TASK OBJECTIVE
Rewrite the records from the start up to and including the line with "verified-badge-icon [224,18,238,32]", changing "like-count" to "favorite-count" and leaving everything else unchanged.
** START OF INPUT **
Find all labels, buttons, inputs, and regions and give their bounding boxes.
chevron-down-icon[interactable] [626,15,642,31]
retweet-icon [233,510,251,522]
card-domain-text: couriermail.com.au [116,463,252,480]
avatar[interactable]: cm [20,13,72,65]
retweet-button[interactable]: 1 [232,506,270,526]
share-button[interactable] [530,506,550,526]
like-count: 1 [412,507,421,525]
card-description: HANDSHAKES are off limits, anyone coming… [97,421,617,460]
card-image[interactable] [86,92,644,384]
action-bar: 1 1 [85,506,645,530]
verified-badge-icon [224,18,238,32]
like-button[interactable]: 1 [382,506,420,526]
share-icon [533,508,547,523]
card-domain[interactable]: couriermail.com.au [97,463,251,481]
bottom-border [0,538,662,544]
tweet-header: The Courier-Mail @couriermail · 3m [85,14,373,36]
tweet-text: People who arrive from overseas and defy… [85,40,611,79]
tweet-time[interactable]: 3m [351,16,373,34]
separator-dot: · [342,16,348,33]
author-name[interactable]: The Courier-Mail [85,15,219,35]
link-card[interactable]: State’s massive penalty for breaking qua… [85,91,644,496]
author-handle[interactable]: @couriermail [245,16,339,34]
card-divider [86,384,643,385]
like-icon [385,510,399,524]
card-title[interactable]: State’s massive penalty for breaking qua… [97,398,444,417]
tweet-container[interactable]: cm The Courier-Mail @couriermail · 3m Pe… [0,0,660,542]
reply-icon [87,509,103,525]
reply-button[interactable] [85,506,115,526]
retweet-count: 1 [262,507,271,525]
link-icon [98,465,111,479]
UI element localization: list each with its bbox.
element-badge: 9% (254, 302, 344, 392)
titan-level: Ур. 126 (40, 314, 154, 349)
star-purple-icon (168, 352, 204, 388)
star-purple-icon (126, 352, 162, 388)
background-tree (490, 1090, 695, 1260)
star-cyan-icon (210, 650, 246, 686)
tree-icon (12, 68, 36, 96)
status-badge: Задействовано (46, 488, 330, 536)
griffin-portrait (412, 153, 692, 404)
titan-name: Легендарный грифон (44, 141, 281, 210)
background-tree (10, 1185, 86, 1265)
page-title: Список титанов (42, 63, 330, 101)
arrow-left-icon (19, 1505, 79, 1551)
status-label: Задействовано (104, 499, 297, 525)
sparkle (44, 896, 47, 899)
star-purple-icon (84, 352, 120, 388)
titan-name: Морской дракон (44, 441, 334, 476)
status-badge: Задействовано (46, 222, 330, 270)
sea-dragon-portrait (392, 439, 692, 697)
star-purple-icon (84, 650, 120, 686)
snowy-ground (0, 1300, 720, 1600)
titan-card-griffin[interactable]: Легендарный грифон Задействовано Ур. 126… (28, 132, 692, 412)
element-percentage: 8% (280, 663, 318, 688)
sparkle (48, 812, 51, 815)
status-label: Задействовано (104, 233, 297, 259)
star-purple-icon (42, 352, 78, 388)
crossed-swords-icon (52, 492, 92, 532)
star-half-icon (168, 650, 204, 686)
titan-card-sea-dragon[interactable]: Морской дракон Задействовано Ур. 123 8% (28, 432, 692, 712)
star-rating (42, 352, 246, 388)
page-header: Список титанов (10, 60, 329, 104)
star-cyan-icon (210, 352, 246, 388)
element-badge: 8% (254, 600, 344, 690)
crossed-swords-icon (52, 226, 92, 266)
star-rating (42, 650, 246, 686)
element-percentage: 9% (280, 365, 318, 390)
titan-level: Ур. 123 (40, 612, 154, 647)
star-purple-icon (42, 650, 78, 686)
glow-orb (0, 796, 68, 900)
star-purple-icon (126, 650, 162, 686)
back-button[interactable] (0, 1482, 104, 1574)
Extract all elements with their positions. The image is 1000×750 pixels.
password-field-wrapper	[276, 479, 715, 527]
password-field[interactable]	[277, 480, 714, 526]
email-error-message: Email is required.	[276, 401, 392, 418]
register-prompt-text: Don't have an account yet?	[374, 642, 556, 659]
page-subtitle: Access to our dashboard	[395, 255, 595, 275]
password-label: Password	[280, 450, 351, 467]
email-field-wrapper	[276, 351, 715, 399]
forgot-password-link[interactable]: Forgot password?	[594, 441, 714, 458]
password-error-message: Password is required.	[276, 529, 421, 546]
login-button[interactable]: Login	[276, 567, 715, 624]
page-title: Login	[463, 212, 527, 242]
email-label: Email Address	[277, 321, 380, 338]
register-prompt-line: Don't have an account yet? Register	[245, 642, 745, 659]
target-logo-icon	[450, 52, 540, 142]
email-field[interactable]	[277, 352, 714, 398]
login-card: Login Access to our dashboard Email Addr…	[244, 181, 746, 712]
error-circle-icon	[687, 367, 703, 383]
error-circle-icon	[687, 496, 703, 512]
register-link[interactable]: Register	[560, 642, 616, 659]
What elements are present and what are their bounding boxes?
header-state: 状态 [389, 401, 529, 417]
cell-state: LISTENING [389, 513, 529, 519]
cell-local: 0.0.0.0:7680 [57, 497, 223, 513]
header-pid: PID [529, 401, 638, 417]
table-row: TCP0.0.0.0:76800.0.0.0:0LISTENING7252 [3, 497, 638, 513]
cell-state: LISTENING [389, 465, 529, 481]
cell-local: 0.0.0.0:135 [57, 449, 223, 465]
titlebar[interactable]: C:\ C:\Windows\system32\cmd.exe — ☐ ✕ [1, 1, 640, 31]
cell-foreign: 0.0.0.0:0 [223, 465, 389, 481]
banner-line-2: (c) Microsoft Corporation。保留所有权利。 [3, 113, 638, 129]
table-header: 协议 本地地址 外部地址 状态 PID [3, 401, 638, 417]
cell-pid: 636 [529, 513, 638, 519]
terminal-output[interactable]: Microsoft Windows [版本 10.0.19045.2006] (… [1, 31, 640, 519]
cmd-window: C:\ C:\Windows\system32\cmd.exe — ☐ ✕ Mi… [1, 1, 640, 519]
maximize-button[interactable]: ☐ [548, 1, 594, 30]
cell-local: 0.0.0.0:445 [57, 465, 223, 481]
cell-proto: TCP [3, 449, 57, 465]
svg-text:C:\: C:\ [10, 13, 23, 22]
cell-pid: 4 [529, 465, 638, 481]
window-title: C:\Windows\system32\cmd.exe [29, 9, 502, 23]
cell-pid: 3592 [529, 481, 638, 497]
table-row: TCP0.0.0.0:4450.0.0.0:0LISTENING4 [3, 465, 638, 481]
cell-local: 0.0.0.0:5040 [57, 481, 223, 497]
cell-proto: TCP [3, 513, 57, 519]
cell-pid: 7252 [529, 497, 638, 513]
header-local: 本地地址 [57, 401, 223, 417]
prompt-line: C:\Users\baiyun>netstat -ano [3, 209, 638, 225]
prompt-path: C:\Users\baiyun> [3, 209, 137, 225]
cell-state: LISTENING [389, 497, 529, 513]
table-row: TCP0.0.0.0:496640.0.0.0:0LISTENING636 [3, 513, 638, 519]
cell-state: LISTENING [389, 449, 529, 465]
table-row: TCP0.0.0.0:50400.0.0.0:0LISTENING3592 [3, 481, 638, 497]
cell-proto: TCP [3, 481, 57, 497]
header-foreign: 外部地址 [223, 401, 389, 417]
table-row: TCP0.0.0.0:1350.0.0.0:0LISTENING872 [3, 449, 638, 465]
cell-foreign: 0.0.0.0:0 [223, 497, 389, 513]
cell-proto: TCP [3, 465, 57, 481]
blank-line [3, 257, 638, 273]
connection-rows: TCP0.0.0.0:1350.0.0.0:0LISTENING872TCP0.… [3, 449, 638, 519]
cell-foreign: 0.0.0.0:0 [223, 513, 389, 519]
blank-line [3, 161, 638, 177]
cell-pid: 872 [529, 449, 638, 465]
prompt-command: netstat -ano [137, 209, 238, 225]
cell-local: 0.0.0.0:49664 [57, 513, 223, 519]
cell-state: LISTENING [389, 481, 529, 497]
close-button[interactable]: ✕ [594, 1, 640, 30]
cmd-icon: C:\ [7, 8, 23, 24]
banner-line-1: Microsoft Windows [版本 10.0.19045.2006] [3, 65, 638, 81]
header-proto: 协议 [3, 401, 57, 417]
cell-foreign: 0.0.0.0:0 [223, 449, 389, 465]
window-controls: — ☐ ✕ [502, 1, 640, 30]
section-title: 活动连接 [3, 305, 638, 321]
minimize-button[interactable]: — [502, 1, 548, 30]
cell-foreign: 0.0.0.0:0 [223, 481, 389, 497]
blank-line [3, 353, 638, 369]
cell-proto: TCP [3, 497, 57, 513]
** END OF INPUT **
SOLVED PROBLEM
Find all labels, buttons, inputs, and regions and give their bounding boxes.
chevron-down-icon[interactable] [626,15,642,31]
retweet-icon [233,510,251,522]
card-domain-text: couriermail.com.au [116,463,252,480]
avatar[interactable]: cm [20,13,72,65]
retweet-button[interactable]: 1 [232,506,270,526]
share-button[interactable] [530,506,550,526]
favorite-count: 1 [412,507,421,525]
card-description: HANDSHAKES are off limits, anyone coming… [97,421,617,460]
card-image[interactable] [86,92,644,384]
action-bar: 1 1 [85,506,645,530]
verified-badge-icon [224,18,238,32]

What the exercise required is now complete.